**Task directions**
Locate each line holding the string "Cambrian" and copy it.

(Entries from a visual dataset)
* * * *

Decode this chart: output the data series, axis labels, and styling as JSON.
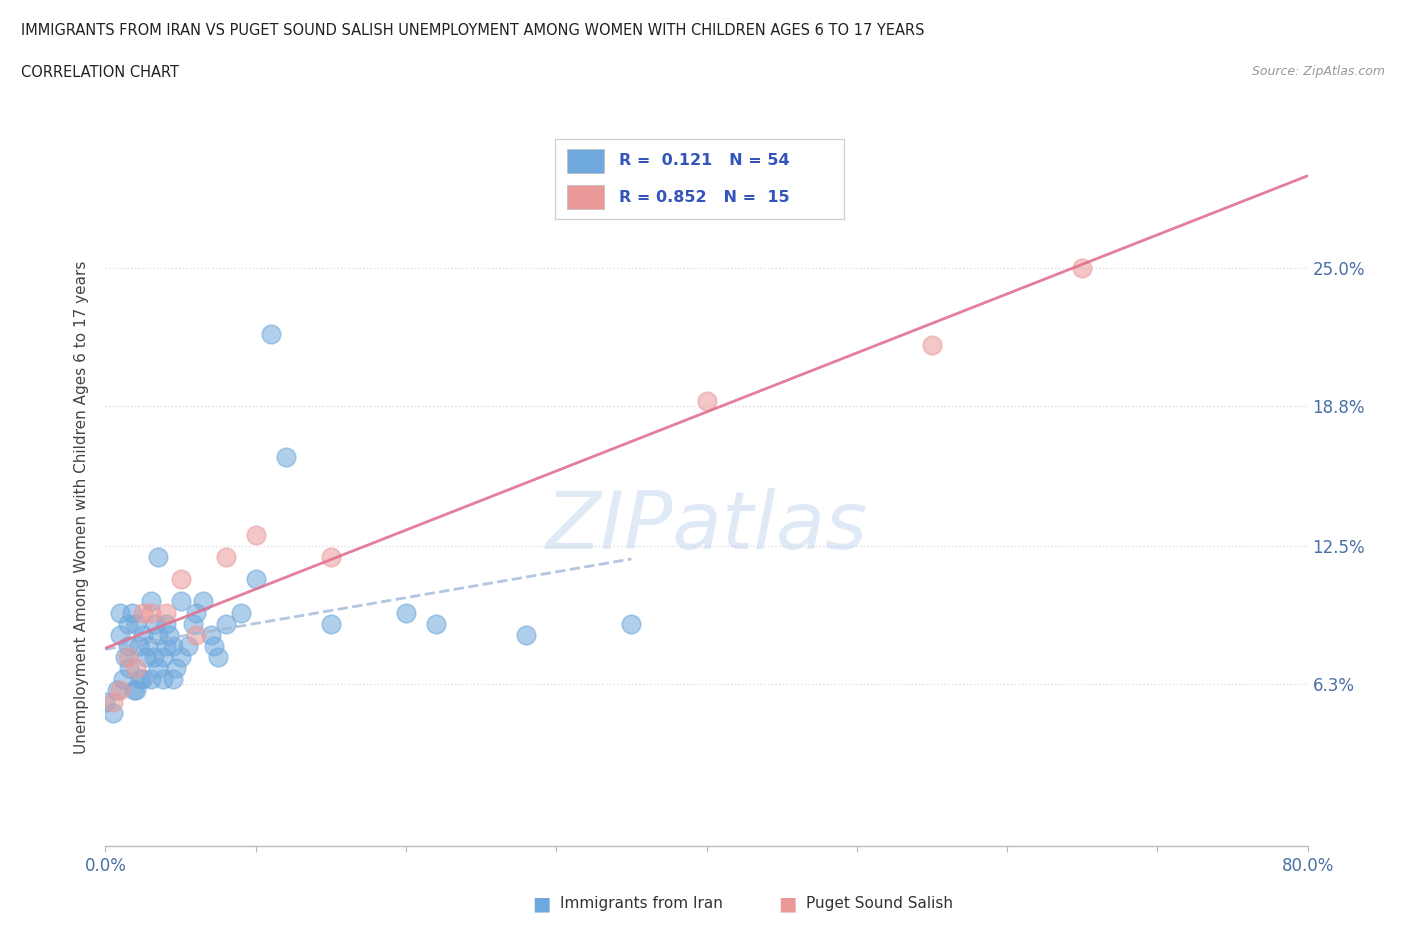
{
  "title_line1": "IMMIGRANTS FROM IRAN VS PUGET SOUND SALISH UNEMPLOYMENT AMONG WOMEN WITH CHILDREN AGES 6 TO 17 YEARS",
  "title_line2": "CORRELATION CHART",
  "source": "Source: ZipAtlas.com",
  "ylabel": "Unemployment Among Women with Children Ages 6 to 17 years",
  "xlim": [
    0.0,
    0.8
  ],
  "ylim": [
    -0.01,
    0.295
  ],
  "ytick_right_labels": [
    "6.3%",
    "12.5%",
    "18.8%",
    "25.0%"
  ],
  "ytick_right_values": [
    0.063,
    0.125,
    0.188,
    0.25
  ],
  "watermark": "ZIPatlas",
  "legend_label1": "Immigrants from Iran",
  "legend_label2": "Puget Sound Salish",
  "r1": "0.121",
  "n1": "54",
  "r2": "0.852",
  "n2": "15",
  "color_iran": "#6fa8dc",
  "color_salish": "#ea9999",
  "color_iran_line": "#a0b8d8",
  "color_salish_line": "#e07090",
  "iran_x": [
    0.0,
    0.005,
    0.008,
    0.01,
    0.01,
    0.012,
    0.013,
    0.015,
    0.015,
    0.016,
    0.018,
    0.019,
    0.02,
    0.02,
    0.022,
    0.023,
    0.025,
    0.025,
    0.027,
    0.028,
    0.03,
    0.03,
    0.032,
    0.033,
    0.035,
    0.035,
    0.038,
    0.038,
    0.04,
    0.04,
    0.042,
    0.045,
    0.045,
    0.047,
    0.05,
    0.05,
    0.055,
    0.058,
    0.06,
    0.065,
    0.07,
    0.072,
    0.075,
    0.08,
    0.09,
    0.1,
    0.11,
    0.12,
    0.15,
    0.2,
    0.22,
    0.28,
    0.35,
    0.035
  ],
  "iran_y": [
    0.055,
    0.05,
    0.06,
    0.085,
    0.095,
    0.065,
    0.075,
    0.08,
    0.09,
    0.07,
    0.095,
    0.06,
    0.06,
    0.09,
    0.08,
    0.065,
    0.065,
    0.085,
    0.075,
    0.08,
    0.065,
    0.1,
    0.075,
    0.09,
    0.07,
    0.085,
    0.075,
    0.065,
    0.08,
    0.09,
    0.085,
    0.065,
    0.08,
    0.07,
    0.075,
    0.1,
    0.08,
    0.09,
    0.095,
    0.1,
    0.085,
    0.08,
    0.075,
    0.09,
    0.095,
    0.11,
    0.22,
    0.165,
    0.09,
    0.095,
    0.09,
    0.085,
    0.09,
    0.12
  ],
  "salish_x": [
    0.005,
    0.01,
    0.015,
    0.02,
    0.025,
    0.03,
    0.04,
    0.05,
    0.06,
    0.08,
    0.1,
    0.15,
    0.4,
    0.55,
    0.65
  ],
  "salish_y": [
    0.055,
    0.06,
    0.075,
    0.07,
    0.095,
    0.095,
    0.095,
    0.11,
    0.085,
    0.12,
    0.13,
    0.12,
    0.19,
    0.215,
    0.25
  ],
  "grid_color": "#dddddd",
  "background_color": "#ffffff"
}
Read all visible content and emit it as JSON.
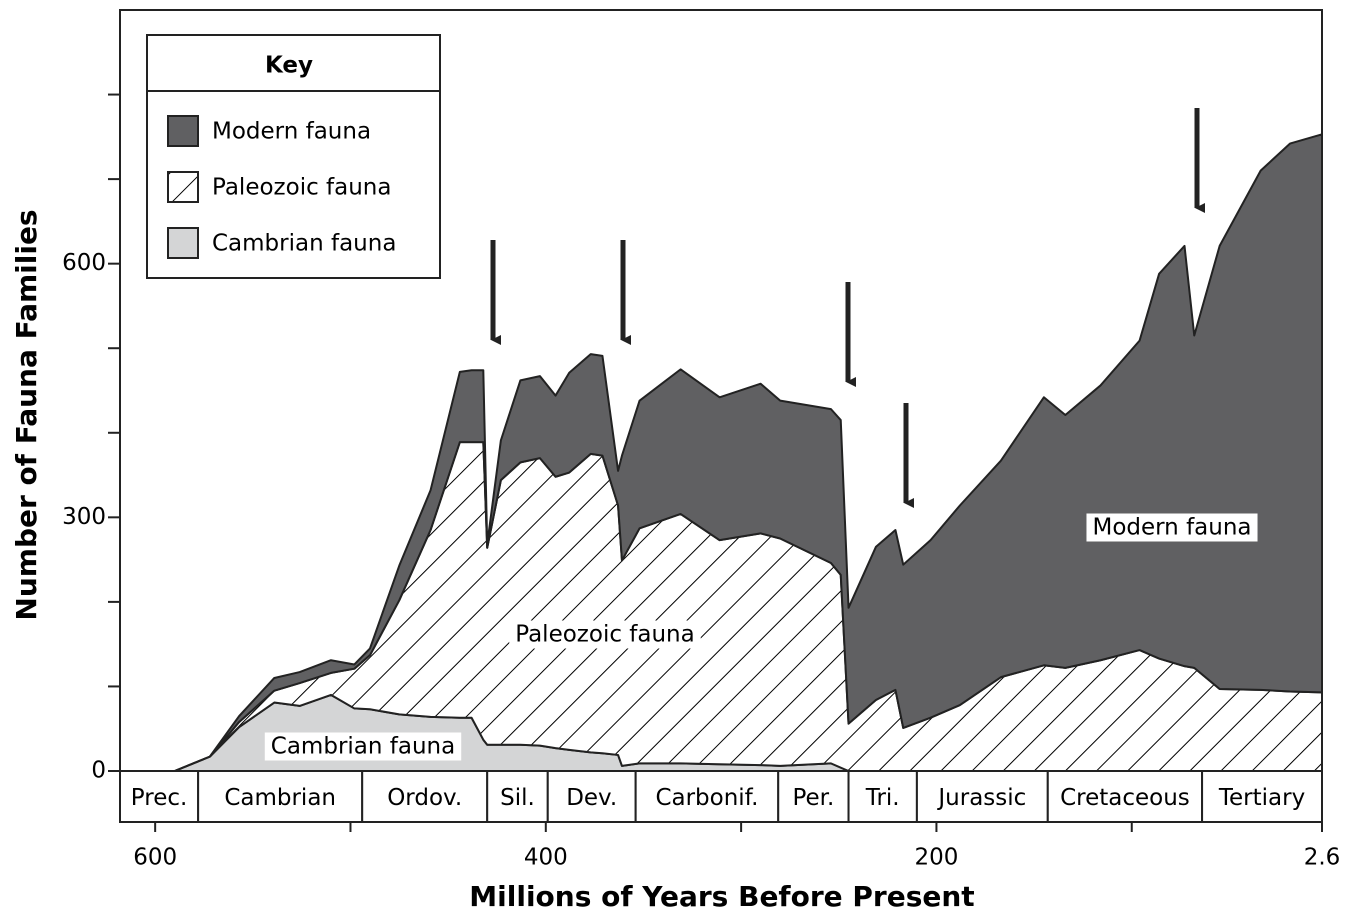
{
  "chart_data": {
    "type": "stacked_area",
    "x_label": "Millions of Years Before Present",
    "y_label": "Number of Fauna Families",
    "legend_title": "Key",
    "xlim": [
      618,
      2.6
    ],
    "xticks": [
      600,
      400,
      200,
      2.6
    ],
    "xminor_ticks": [
      500,
      300,
      100
    ],
    "ylim": [
      0,
      900
    ],
    "yticks": [
      0,
      300,
      600
    ],
    "yminor_ticks": [
      100,
      200,
      400,
      500,
      700,
      800
    ],
    "annotations": [
      "Modern fauna",
      "Paleozoic fauna",
      "Cambrian fauna"
    ],
    "periods": [
      {
        "name": "Prec.",
        "start": 618,
        "end": 578
      },
      {
        "name": "Cambrian",
        "start": 578,
        "end": 494
      },
      {
        "name": "Ordov.",
        "start": 494,
        "end": 430
      },
      {
        "name": "Sil.",
        "start": 430,
        "end": 399
      },
      {
        "name": "Dev.",
        "start": 399,
        "end": 354
      },
      {
        "name": "Carbonif.",
        "start": 354,
        "end": 281
      },
      {
        "name": "Per.",
        "start": 281,
        "end": 245
      },
      {
        "name": "Tri.",
        "start": 245,
        "end": 210
      },
      {
        "name": "Jurassic",
        "start": 210,
        "end": 143
      },
      {
        "name": "Cretaceous",
        "start": 143,
        "end": 64
      },
      {
        "name": "Tertiary",
        "start": 64,
        "end": 2.6
      }
    ],
    "x": [
      590,
      572,
      557,
      539,
      526,
      510,
      498,
      490,
      475,
      459,
      444,
      438,
      432,
      430,
      423,
      413,
      403,
      395,
      388,
      377,
      371,
      363,
      361,
      352,
      331,
      311,
      290,
      280,
      254,
      249,
      245,
      231,
      221,
      217,
      203,
      188,
      167,
      145,
      134,
      116,
      96,
      86,
      73,
      68,
      55,
      34,
      19,
      2.6
    ],
    "series": [
      {
        "name": "Cambrian fauna",
        "color": "#d4d5d6",
        "values": [
          0,
          17,
          52,
          81,
          77,
          90,
          74,
          73,
          67,
          64,
          63,
          63,
          37,
          31,
          31,
          31,
          30,
          27,
          25,
          22,
          21,
          19,
          6,
          9,
          9,
          8,
          7,
          6,
          9,
          4,
          0,
          0,
          0,
          0,
          0,
          0,
          0,
          0,
          0,
          0,
          0,
          0,
          0,
          0,
          0,
          0,
          0,
          0
        ]
      },
      {
        "name": "Paleozoic fauna",
        "color": "#ffffff",
        "pattern": "hatch",
        "values": [
          0,
          0,
          6,
          14,
          27,
          26,
          47,
          64,
          135,
          221,
          326,
          326,
          352,
          233,
          313,
          334,
          340,
          321,
          328,
          353,
          352,
          295,
          243,
          278,
          295,
          265,
          274,
          269,
          237,
          228,
          56,
          84,
          96,
          51,
          63,
          78,
          111,
          125,
          122,
          131,
          143,
          133,
          124,
          122,
          97,
          96,
          94,
          93
        ]
      },
      {
        "name": "Modern fauna",
        "color": "#606062",
        "values": [
          0,
          0,
          7,
          15,
          13,
          15,
          5,
          8,
          41,
          47,
          83,
          85,
          85,
          4,
          47,
          97,
          97,
          96,
          118,
          118,
          118,
          41,
          124,
          151,
          171,
          169,
          177,
          163,
          182,
          183,
          137,
          181,
          189,
          193,
          210,
          236,
          256,
          317,
          299,
          325,
          366,
          455,
          497,
          393,
          524,
          614,
          648,
          660
        ]
      }
    ]
  }
}
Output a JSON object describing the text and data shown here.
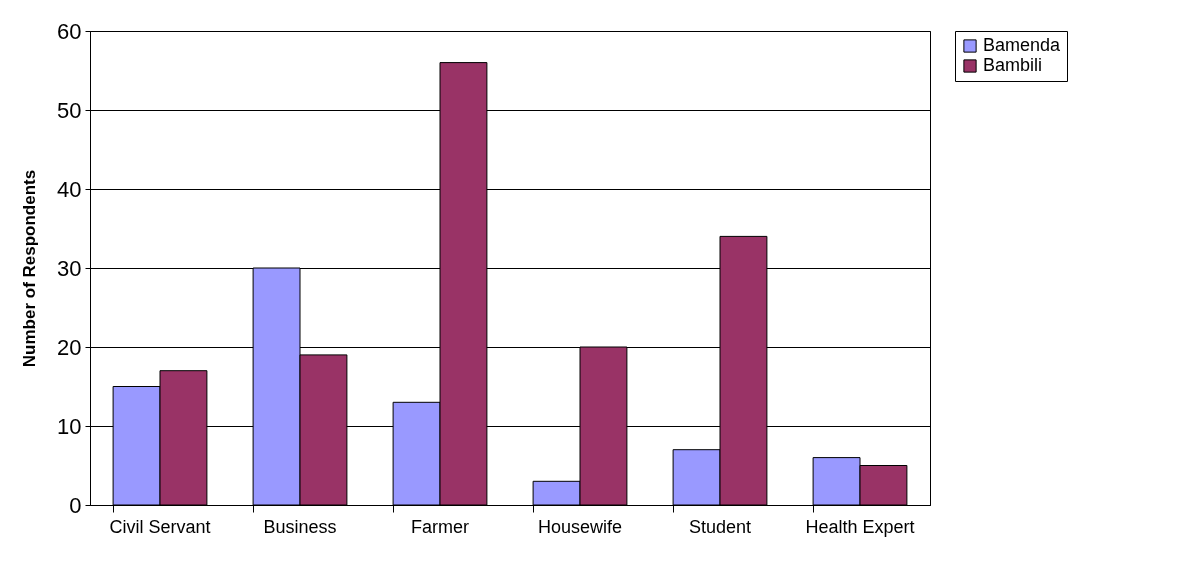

* * * *

**Solution for this problem**
      "Cambrian fauna"
        "name": "Cambrian",
        "name": "Cambrian fauna",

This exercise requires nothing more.